Prompt - Reproduce the lines from the first one through the line containing "objects-box: Объекти [345,38,455,74]", substituting "screen coordinates" for "pixel coordinates" and leaving everything else unchanged.

Material -
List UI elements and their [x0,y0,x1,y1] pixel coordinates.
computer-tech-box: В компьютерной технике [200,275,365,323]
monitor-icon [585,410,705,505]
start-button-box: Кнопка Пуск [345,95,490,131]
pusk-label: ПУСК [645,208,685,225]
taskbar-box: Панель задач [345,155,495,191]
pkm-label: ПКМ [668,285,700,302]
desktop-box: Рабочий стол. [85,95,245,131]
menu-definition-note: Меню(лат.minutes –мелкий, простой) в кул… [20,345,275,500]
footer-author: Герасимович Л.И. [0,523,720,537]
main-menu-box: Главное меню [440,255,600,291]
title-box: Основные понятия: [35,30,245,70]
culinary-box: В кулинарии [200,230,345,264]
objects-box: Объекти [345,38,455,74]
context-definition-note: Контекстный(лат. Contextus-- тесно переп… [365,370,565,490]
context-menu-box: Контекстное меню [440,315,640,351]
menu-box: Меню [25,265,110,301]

Written response -
List UI elements and their [x0,y0,x1,y1] screen coordinates.
computer-tech-box: В компьютерной технике [200,275,365,323]
monitor-icon [585,410,705,505]
start-button-box: Кнопка Пуск [345,95,490,131]
pusk-label: ПУСК [645,208,685,225]
taskbar-box: Панель задач [345,155,495,191]
pkm-label: ПКМ [668,285,700,302]
desktop-box: Рабочий стол. [85,95,245,131]
menu-definition-note: Меню(лат.minutes –мелкий, простой) в кул… [20,345,275,500]
footer-author: Герасимович Л.И. [0,523,720,537]
main-menu-box: Главное меню [440,255,600,291]
title-box: Основные понятия: [35,30,245,70]
culinary-box: В кулинарии [200,230,345,264]
objects-box: Объекти [345,38,455,74]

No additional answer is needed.